Exercise details: Collect the lines of the entries where "решений" shows up.

Records for processing:
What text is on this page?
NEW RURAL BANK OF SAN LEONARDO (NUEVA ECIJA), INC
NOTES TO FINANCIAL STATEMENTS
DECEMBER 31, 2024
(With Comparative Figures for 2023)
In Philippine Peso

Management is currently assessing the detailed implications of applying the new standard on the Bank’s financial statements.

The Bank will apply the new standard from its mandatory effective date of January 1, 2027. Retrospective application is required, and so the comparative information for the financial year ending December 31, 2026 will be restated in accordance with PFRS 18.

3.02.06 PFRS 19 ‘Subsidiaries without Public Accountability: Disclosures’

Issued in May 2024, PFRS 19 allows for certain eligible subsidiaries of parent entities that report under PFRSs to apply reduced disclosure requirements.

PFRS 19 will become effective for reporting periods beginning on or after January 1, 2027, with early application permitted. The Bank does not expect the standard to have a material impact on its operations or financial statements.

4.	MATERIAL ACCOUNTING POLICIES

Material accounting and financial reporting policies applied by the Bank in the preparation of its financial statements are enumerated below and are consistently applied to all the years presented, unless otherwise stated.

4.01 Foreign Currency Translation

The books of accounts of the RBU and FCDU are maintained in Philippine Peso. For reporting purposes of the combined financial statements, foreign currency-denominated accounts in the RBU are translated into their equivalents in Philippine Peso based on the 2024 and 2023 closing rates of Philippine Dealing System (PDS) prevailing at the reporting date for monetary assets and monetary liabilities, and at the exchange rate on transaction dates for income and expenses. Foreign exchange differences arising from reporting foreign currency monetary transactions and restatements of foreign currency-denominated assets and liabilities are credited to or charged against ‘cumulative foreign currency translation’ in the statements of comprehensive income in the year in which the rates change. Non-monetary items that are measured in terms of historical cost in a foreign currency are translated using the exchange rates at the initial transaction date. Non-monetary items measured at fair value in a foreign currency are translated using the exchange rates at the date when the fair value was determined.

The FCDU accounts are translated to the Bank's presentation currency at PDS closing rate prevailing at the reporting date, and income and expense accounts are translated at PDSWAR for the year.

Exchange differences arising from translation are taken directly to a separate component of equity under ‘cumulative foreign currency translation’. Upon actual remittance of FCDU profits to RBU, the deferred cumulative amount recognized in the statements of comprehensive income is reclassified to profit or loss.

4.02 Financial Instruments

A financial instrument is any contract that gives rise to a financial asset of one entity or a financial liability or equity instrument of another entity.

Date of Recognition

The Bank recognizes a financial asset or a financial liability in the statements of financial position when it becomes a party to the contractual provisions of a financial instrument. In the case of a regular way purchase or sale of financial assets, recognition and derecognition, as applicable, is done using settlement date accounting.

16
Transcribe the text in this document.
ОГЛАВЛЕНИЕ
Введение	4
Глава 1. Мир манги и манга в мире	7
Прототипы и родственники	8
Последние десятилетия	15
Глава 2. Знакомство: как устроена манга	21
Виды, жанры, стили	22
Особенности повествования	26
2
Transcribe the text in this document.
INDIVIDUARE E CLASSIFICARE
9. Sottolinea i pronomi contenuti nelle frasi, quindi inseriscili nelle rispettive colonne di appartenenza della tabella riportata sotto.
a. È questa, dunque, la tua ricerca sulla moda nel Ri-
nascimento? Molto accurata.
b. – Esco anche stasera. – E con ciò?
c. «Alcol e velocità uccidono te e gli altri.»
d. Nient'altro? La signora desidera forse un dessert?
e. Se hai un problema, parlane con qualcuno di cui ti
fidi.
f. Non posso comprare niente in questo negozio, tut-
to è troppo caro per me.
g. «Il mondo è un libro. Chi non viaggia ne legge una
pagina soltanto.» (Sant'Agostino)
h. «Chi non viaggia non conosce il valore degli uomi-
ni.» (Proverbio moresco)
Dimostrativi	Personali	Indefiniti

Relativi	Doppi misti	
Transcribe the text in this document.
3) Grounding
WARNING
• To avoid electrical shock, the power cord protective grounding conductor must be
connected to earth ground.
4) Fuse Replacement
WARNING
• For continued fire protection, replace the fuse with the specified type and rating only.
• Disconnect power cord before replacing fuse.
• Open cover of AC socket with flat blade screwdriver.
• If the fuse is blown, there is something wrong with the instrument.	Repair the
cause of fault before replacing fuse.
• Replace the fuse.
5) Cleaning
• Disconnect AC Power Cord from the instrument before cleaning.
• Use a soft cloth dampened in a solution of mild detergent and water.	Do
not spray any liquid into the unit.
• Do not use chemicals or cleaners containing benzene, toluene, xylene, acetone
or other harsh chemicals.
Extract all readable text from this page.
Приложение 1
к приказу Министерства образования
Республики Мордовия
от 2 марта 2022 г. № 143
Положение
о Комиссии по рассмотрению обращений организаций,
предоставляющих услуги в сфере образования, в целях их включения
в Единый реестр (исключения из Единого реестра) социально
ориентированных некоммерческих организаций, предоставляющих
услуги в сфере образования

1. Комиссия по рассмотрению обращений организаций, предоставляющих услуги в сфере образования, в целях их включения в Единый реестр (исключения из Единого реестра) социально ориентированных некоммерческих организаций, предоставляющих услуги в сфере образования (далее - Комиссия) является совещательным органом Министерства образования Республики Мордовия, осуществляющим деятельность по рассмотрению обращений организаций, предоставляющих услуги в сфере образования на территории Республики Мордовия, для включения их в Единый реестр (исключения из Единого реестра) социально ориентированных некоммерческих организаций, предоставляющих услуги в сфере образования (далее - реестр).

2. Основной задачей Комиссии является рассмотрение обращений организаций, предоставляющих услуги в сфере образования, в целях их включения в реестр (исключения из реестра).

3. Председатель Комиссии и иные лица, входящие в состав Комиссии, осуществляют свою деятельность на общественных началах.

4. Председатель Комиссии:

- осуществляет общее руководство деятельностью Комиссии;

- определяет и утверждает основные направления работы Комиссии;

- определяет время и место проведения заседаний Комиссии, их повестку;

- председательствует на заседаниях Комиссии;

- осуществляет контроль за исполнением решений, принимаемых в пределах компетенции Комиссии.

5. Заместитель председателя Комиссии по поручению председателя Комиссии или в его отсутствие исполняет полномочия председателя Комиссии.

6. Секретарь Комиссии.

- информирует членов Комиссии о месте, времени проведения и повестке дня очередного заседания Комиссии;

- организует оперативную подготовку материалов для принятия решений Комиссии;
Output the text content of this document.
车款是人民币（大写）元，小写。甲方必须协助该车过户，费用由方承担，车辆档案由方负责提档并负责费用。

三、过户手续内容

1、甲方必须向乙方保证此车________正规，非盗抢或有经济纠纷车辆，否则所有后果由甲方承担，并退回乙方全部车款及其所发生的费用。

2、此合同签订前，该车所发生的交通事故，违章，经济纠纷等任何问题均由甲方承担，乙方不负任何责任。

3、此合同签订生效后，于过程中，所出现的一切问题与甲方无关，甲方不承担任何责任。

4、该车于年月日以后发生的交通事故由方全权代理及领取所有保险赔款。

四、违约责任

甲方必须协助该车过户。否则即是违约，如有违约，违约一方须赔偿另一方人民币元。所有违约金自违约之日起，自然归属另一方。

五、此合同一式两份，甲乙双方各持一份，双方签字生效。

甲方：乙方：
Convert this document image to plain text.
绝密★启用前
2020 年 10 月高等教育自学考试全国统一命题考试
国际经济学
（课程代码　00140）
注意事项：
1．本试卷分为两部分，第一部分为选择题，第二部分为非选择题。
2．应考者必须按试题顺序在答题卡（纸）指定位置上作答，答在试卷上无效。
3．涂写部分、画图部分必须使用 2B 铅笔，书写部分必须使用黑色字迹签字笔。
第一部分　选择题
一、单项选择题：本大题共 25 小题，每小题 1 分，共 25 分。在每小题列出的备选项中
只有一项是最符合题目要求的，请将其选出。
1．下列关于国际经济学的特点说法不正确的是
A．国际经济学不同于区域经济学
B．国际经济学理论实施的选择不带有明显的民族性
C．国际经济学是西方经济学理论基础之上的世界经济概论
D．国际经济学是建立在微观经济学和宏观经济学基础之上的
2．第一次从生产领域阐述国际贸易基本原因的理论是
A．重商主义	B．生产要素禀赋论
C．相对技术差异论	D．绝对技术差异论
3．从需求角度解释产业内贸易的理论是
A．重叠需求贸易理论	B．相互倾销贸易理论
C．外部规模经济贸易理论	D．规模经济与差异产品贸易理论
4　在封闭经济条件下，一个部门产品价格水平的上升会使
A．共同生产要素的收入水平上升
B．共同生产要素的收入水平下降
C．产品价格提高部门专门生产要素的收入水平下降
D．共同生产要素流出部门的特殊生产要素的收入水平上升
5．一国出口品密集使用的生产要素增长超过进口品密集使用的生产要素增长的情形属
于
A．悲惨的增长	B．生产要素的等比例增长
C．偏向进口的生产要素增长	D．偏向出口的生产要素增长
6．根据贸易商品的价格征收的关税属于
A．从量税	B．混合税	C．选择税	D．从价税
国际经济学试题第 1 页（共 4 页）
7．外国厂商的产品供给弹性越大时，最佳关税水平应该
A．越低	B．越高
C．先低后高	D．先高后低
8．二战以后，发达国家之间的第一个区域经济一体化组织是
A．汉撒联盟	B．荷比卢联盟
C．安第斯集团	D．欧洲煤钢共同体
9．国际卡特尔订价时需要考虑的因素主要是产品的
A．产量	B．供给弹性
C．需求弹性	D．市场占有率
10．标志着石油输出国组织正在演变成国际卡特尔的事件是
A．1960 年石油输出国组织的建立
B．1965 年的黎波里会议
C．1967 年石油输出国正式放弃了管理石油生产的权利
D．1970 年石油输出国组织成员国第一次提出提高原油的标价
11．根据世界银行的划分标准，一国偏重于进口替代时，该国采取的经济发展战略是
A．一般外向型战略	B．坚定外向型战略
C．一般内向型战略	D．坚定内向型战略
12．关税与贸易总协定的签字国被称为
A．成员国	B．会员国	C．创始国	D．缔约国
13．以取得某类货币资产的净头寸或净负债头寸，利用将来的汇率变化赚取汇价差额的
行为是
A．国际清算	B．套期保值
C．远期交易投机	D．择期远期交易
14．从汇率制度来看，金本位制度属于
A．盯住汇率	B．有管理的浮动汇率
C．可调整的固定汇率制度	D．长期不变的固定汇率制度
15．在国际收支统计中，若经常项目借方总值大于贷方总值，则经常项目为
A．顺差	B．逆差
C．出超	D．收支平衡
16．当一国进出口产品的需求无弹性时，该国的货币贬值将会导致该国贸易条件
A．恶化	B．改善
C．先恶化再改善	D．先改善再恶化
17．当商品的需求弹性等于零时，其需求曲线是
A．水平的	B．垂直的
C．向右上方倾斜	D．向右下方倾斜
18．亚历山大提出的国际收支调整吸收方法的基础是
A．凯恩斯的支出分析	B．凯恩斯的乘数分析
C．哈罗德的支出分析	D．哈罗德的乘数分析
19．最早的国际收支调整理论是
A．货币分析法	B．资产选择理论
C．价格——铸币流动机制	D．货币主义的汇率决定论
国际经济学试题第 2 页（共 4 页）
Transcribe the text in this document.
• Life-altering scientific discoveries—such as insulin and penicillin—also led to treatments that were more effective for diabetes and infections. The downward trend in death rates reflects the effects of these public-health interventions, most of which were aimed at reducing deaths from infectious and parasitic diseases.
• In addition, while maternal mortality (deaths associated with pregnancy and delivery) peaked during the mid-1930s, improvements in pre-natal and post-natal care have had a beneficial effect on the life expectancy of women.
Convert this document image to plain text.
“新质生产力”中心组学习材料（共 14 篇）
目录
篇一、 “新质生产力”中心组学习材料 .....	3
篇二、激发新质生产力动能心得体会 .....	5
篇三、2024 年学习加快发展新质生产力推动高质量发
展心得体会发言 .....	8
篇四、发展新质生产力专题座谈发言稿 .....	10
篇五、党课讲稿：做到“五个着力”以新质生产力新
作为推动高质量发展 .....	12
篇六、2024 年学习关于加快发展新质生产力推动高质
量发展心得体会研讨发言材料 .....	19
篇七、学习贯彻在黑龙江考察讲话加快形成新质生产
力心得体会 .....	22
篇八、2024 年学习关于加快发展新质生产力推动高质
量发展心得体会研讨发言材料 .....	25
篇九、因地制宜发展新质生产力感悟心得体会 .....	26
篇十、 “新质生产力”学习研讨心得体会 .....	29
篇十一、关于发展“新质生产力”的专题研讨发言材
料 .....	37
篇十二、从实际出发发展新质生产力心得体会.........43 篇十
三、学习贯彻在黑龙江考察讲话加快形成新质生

Answer below:
- осуществляет контроль за исполнением решений, принимаемых в пределах компетенции Комиссии.
- организует оперативную подготовку материалов для принятия решений Комиссии;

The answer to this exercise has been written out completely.